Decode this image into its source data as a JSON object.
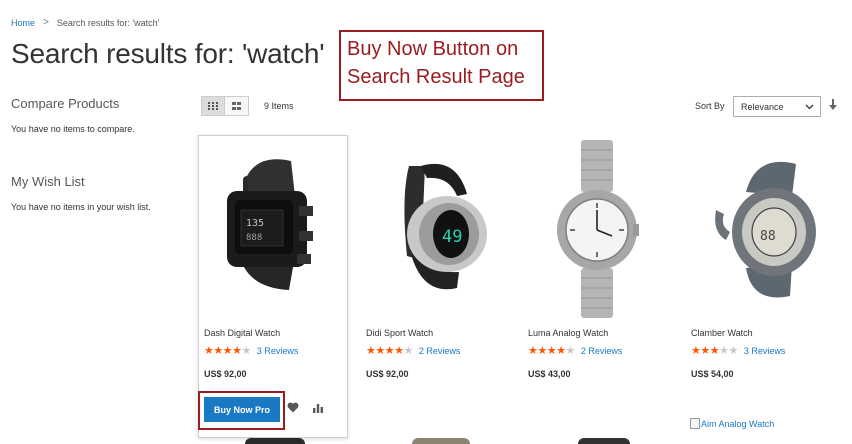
{
  "breadcrumb": {
    "home": "Home",
    "separator": ">",
    "current": "Search results for: 'watch'"
  },
  "page_title": "Search results for: 'watch'",
  "annotation": {
    "line1": "Buy Now Button on",
    "line2": "Search Result Page"
  },
  "sidebar": {
    "compare_title": "Compare Products",
    "compare_empty": "You have no items to compare.",
    "wishlist_title": "My Wish List",
    "wishlist_empty": "You have no items in your wish list."
  },
  "toolbar": {
    "items_count": "9 Items",
    "sort_label": "Sort By",
    "sort_value": "Relevance",
    "sort_caret": "⌄",
    "modes": [
      "grid-mode-icon",
      "list-mode-icon"
    ]
  },
  "products": [
    {
      "name": "Dash Digital Watch",
      "rating": 3.5,
      "stars_on": "★★★★",
      "stars_off": "★",
      "reviews": "3  Reviews",
      "price": "US$ 92,00"
    },
    {
      "name": "Didi Sport Watch",
      "rating": 3.5,
      "stars_on": "★★★★",
      "stars_off": "★",
      "reviews": "2  Reviews",
      "price": "US$ 92,00"
    },
    {
      "name": "Luma Analog Watch",
      "rating": 4,
      "stars_on": "★★★★",
      "stars_off": "★",
      "reviews": "2  Reviews",
      "price": "US$ 43,00"
    },
    {
      "name": "Clamber Watch",
      "rating": 2.5,
      "stars_on": "★★★",
      "stars_off": "★★",
      "reviews": "3  Reviews",
      "price": "US$ 54,00"
    }
  ],
  "buy_now_label": "Buy Now Pro",
  "broken_image_alt": "Aim Analog Watch",
  "colors": {
    "accent": "#1979c3",
    "annotation": "#9b1b1f",
    "star": "#ff5501"
  }
}
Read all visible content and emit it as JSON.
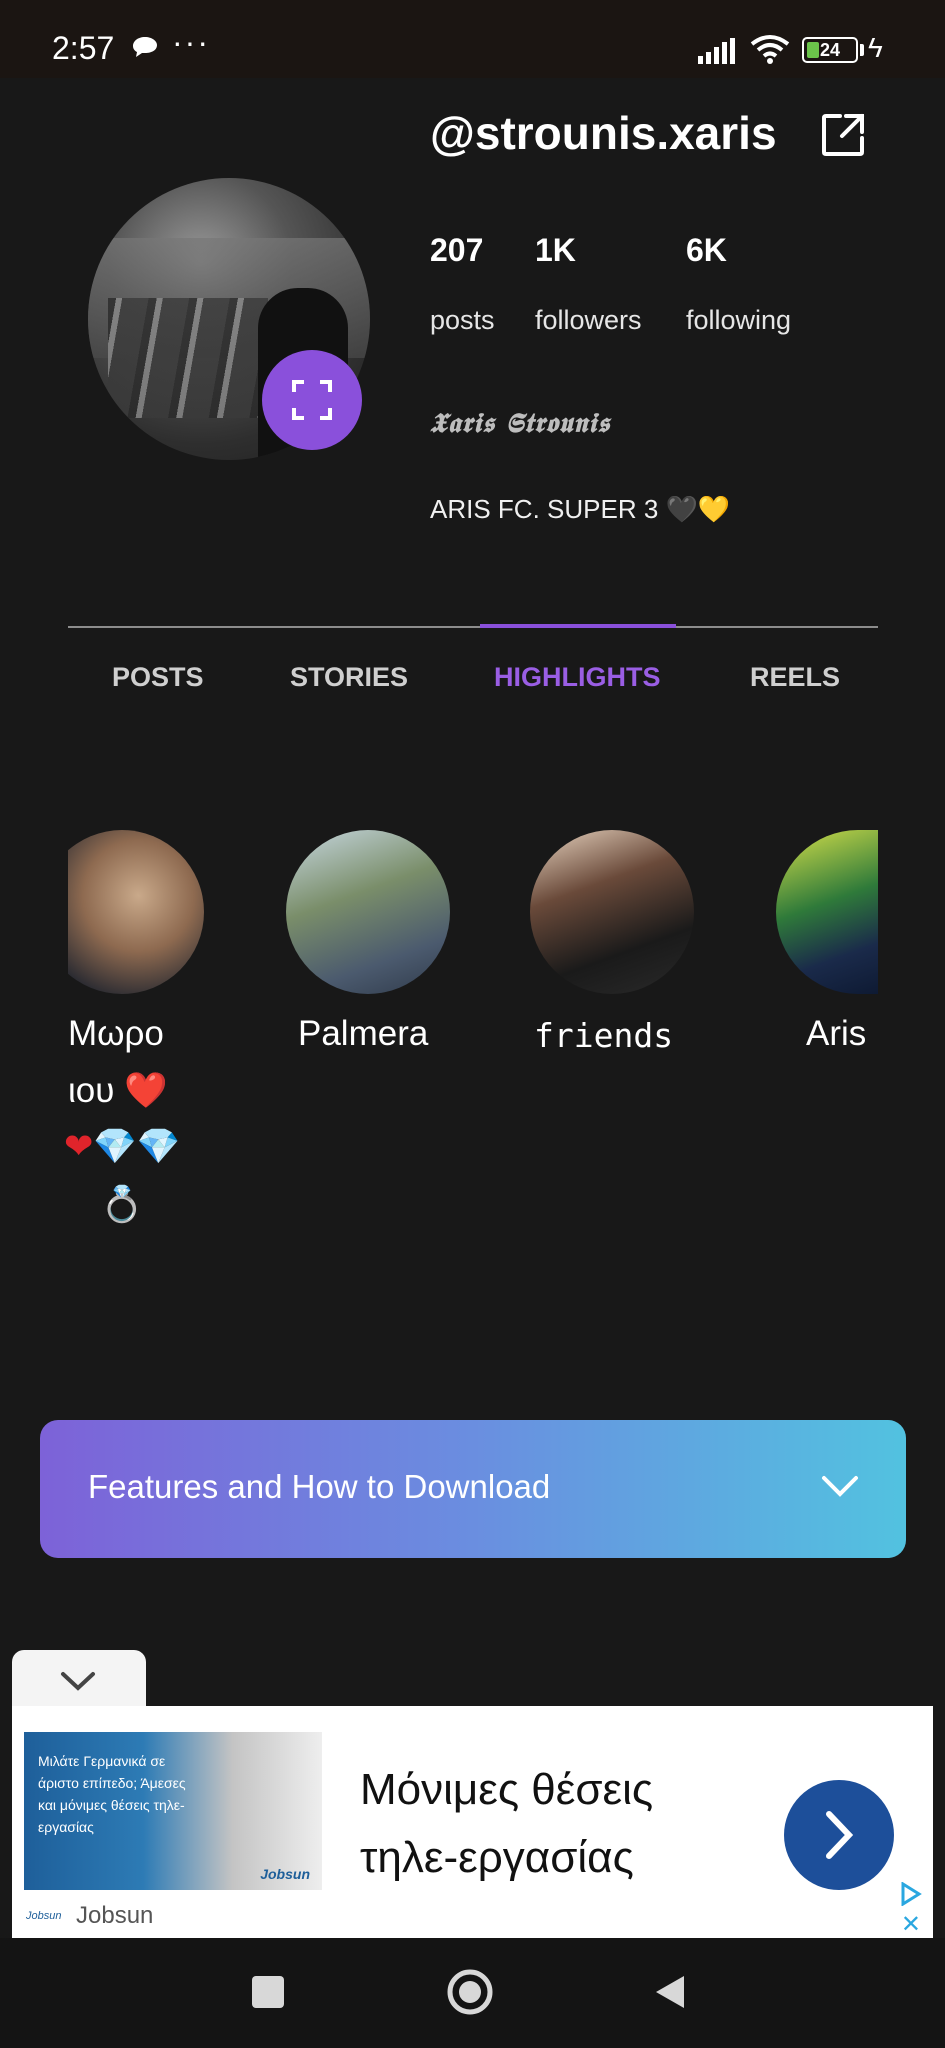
{
  "status_bar": {
    "time": "2:57",
    "more": "···",
    "battery": "24"
  },
  "profile": {
    "handle": "@strounis.xaris",
    "stats": [
      {
        "value": "207",
        "label": "posts"
      },
      {
        "value": "1K",
        "label": "followers"
      },
      {
        "value": "6K",
        "label": "following"
      }
    ],
    "full_name": "𝖃𝖆𝖗𝖎𝖘 𝕾𝖙𝖗𝖔𝖚𝖓𝖎𝖘",
    "bio": "ARIS FC. SUPER 3",
    "bio_emoji_1": "🖤",
    "bio_emoji_2": "💛"
  },
  "tabs": {
    "items": [
      "POSTS",
      "STORIES",
      "HIGHLIGHTS",
      "REELS"
    ],
    "active": "HIGHLIGHTS"
  },
  "highlights": [
    {
      "label_line1": "Μωρο",
      "label_line2": "μου",
      "label_emoji_line2": "❤️",
      "label_emoji_line3_a": "❤",
      "label_emoji_line3_b": "💎💎",
      "label_emoji_line4": "💍"
    },
    {
      "label_line1": "Palmera"
    },
    {
      "label_line1": "friends"
    },
    {
      "label_line1": "Aris"
    }
  ],
  "highlight_partial_text": "ιου",
  "features": {
    "title": "Features and How to Download"
  },
  "ad": {
    "image_text": "Μιλάτε Γερμανικά σε άριστο επίπεδο; Άμεσες και μόνιμες θέσεις τηλε-εργασίας",
    "image_logo": "Jobsun",
    "headline": "Μόνιμες θέσεις τηλε-εργασίας",
    "brand": "Jobsun",
    "brand_logo": "Jobsun",
    "close": "✕"
  },
  "colors": {
    "background": "#181818",
    "accent": "#8a50db",
    "ad_button": "#1d4f9a"
  }
}
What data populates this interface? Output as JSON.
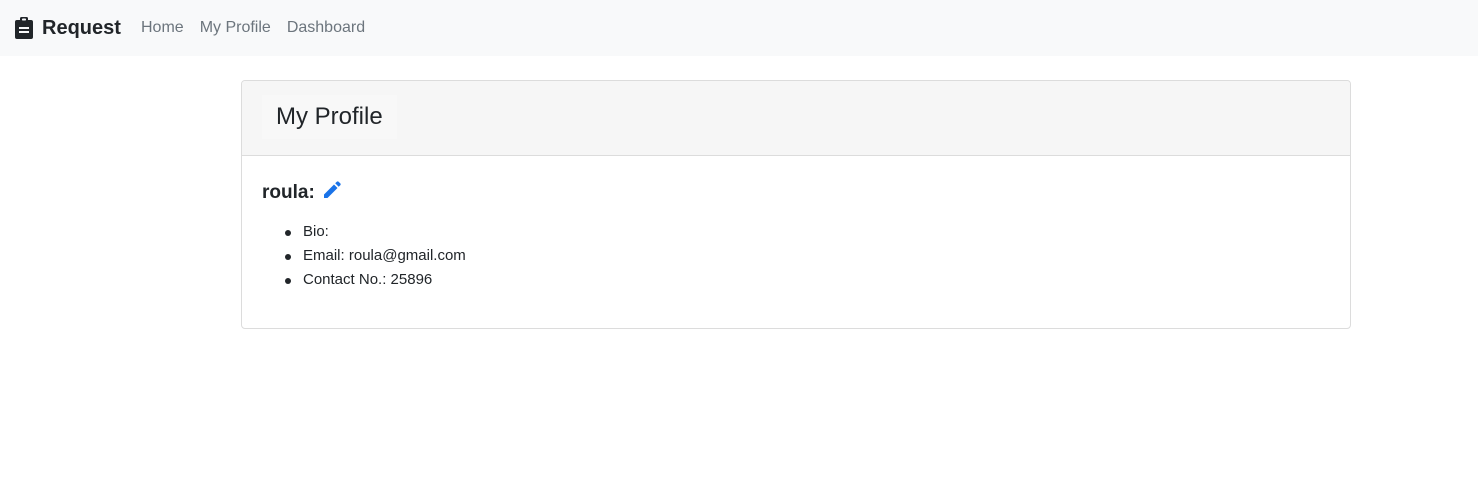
{
  "navbar": {
    "brand": {
      "text": "Request",
      "icon": "clipboard-icon"
    },
    "links": [
      {
        "label": "Home"
      },
      {
        "label": "My Profile"
      },
      {
        "label": "Dashboard"
      }
    ]
  },
  "profile_card": {
    "title": "My Profile",
    "username": "roula:",
    "edit_icon": "pencil-icon",
    "details": [
      {
        "label": "Bio:",
        "value": ""
      },
      {
        "label": "Email:",
        "value": "roula@gmail.com"
      },
      {
        "label": "Contact No.:",
        "value": "25896"
      }
    ]
  },
  "colors": {
    "navbar_bg": "#f8f9fa",
    "nav_link": "#6c757d",
    "accent": "#1a73e8",
    "text": "#212529",
    "card_header_bg": "#f6f6f6",
    "card_border": "#dcdcdc"
  }
}
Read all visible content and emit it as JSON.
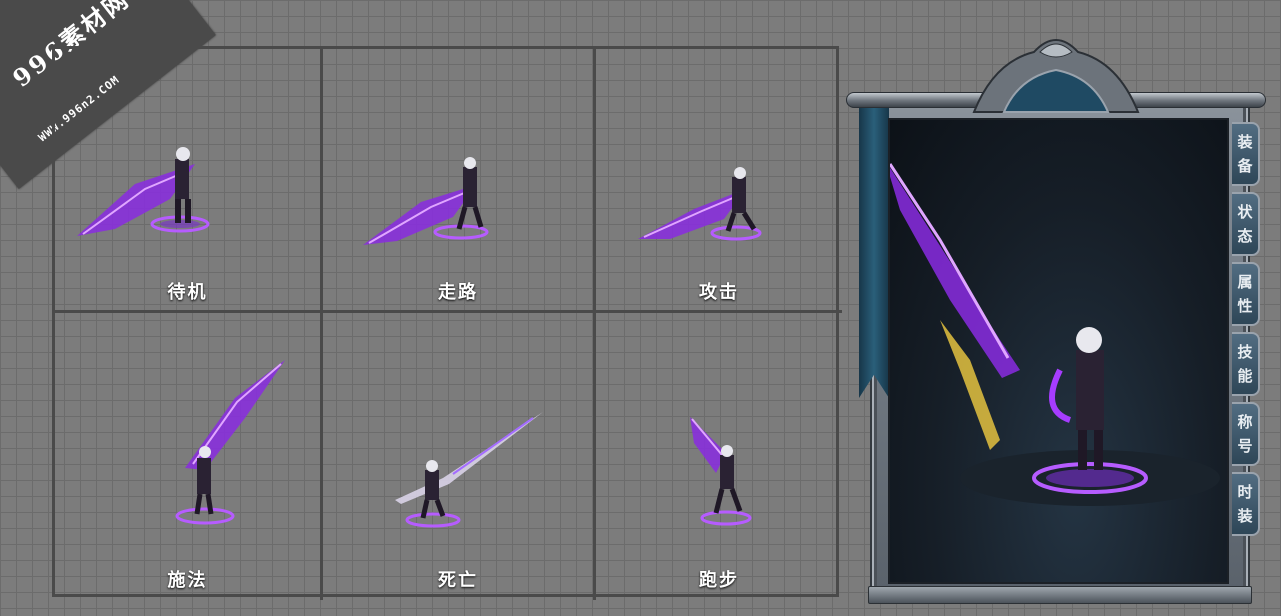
{
  "watermark": {
    "brand": "996素材网",
    "url": "WWW.996n2.COM"
  },
  "animations": [
    {
      "label": "待机"
    },
    {
      "label": "走路"
    },
    {
      "label": "攻击"
    },
    {
      "label": "施法"
    },
    {
      "label": "死亡"
    },
    {
      "label": "跑步"
    }
  ],
  "panel": {
    "tabs": [
      {
        "c1": "装",
        "c2": "备"
      },
      {
        "c1": "状",
        "c2": "态"
      },
      {
        "c1": "属",
        "c2": "性"
      },
      {
        "c1": "技",
        "c2": "能"
      },
      {
        "c1": "称",
        "c2": "号"
      },
      {
        "c1": "时",
        "c2": "装"
      }
    ]
  },
  "colors": {
    "accent": "#a63cff",
    "glow": "#d58bff",
    "gold": "#e4c240",
    "grid_bg": "#7c7c7c",
    "grid_line": "#4a4a4a"
  }
}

◆ SET PROBLEM: Copy the listing word for word, excluding its pictures.

◆ TASK RESPONSE:
Decode this image into its source data as a JSON object.
{
  "breadcrumb": {
    "home": "Home",
    "separator": ">",
    "current": "Search results for: 'watch'"
  },
  "page_title": "Search results for: 'watch'",
  "annotation": {
    "line1": "Buy Now Button on",
    "line2": "Search Result Page"
  },
  "sidebar": {
    "compare_title": "Compare Products",
    "compare_empty": "You have no items to compare.",
    "wishlist_title": "My Wish List",
    "wishlist_empty": "You have no items in your wish list."
  },
  "toolbar": {
    "items_count": "9 Items",
    "sort_label": "Sort By",
    "sort_value": "Relevance",
    "sort_caret": "⌄",
    "modes": [
      "grid-mode-icon",
      "list-mode-icon"
    ]
  },
  "products": [
    {
      "name": "Dash Digital Watch",
      "rating": 3.5,
      "stars_on": "★★★★",
      "stars_off": "★",
      "reviews": "3  Reviews",
      "price": "US$ 92,00"
    },
    {
      "name": "Didi Sport Watch",
      "rating": 3.5,
      "stars_on": "★★★★",
      "stars_off": "★",
      "reviews": "2  Reviews",
      "price": "US$ 92,00"
    },
    {
      "name": "Luma Analog Watch",
      "rating": 4,
      "stars_on": "★★★★",
      "stars_off": "★",
      "reviews": "2  Reviews",
      "price": "US$ 43,00"
    },
    {
      "name": "Clamber Watch",
      "rating": 2.5,
      "stars_on": "★★★",
      "stars_off": "★★",
      "reviews": "3  Reviews",
      "price": "US$ 54,00"
    }
  ],
  "buy_now_label": "Buy Now Pro",
  "broken_image_alt": "Aim Analog Watch",
  "colors": {
    "accent": "#1979c3",
    "annotation": "#9b1b1f",
    "star": "#ff5501"
  }
}
Read all visible content and emit it as JSON.
{
  "status_bar": {
    "time": "2:57",
    "more": "···",
    "battery": "24"
  },
  "profile": {
    "handle": "@strounis.xaris",
    "stats": [
      {
        "value": "207",
        "label": "posts"
      },
      {
        "value": "1K",
        "label": "followers"
      },
      {
        "value": "6K",
        "label": "following"
      }
    ],
    "full_name": "𝖃𝖆𝖗𝖎𝖘 𝕾𝖙𝖗𝖔𝖚𝖓𝖎𝖘",
    "bio": "ARIS FC. SUPER 3",
    "bio_emoji_1": "🖤",
    "bio_emoji_2": "💛"
  },
  "tabs": {
    "items": [
      "POSTS",
      "STORIES",
      "HIGHLIGHTS",
      "REELS"
    ],
    "active": "HIGHLIGHTS"
  },
  "highlights": [
    {
      "label_line1": "Μωρο",
      "label_line2": "μου",
      "label_emoji_line2": "❤️",
      "label_emoji_line3_a": "❤",
      "label_emoji_line3_b": "💎💎",
      "label_emoji_line4": "💍"
    },
    {
      "label_line1": "Palmera"
    },
    {
      "label_line1": "friends"
    },
    {
      "label_line1": "Aris"
    }
  ],
  "highlight_partial_text": "ιου",
  "features": {
    "title": "Features and How to Download"
  },
  "ad": {
    "image_text": "Μιλάτε Γερμανικά σε άριστο επίπεδο; Άμεσες και μόνιμες θέσεις τηλε-εργασίας",
    "image_logo": "Jobsun",
    "headline": "Μόνιμες θέσεις τηλε-εργασίας",
    "brand": "Jobsun",
    "brand_logo": "Jobsun",
    "close": "✕"
  },
  "colors": {
    "background": "#181818",
    "accent": "#8a50db",
    "ad_button": "#1d4f9a"
  }
}
What data populates this interface? Output as JSON.
{
  "navbar": {
    "brand": {
      "text": "Request",
      "icon": "clipboard-icon"
    },
    "links": [
      {
        "label": "Home"
      },
      {
        "label": "My Profile"
      },
      {
        "label": "Dashboard"
      }
    ]
  },
  "profile_card": {
    "title": "My Profile",
    "username": "roula:",
    "edit_icon": "pencil-icon",
    "details": [
      {
        "label": "Bio:",
        "value": ""
      },
      {
        "label": "Email:",
        "value": "roula@gmail.com"
      },
      {
        "label": "Contact No.:",
        "value": "25896"
      }
    ]
  },
  "colors": {
    "navbar_bg": "#f8f9fa",
    "nav_link": "#6c757d",
    "accent": "#1a73e8",
    "text": "#212529",
    "card_header_bg": "#f6f6f6",
    "card_border": "#dcdcdc"
  }
}
Read all visible content and emit it as JSON.
{
  "watermark": {
    "brand": "996素材网",
    "url": "WWW.996n2.COM"
  },
  "animations": [
    {
      "label": "待机"
    },
    {
      "label": "走路"
    },
    {
      "label": "攻击"
    },
    {
      "label": "施法"
    },
    {
      "label": "死亡"
    },
    {
      "label": "跑步"
    }
  ],
  "panel": {
    "tabs": [
      {
        "c1": "装",
        "c2": "备"
      },
      {
        "c1": "状",
        "c2": "态"
      },
      {
        "c1": "属",
        "c2": "性"
      },
      {
        "c1": "技",
        "c2": "能"
      },
      {
        "c1": "称",
        "c2": "号"
      },
      {
        "c1": "时",
        "c2": "装"
      }
    ]
  },
  "colors": {
    "accent": "#a63cff",
    "glow": "#d58bff",
    "gold": "#e4c240",
    "grid_bg": "#7c7c7c",
    "grid_line": "#4a4a4a"
  }
}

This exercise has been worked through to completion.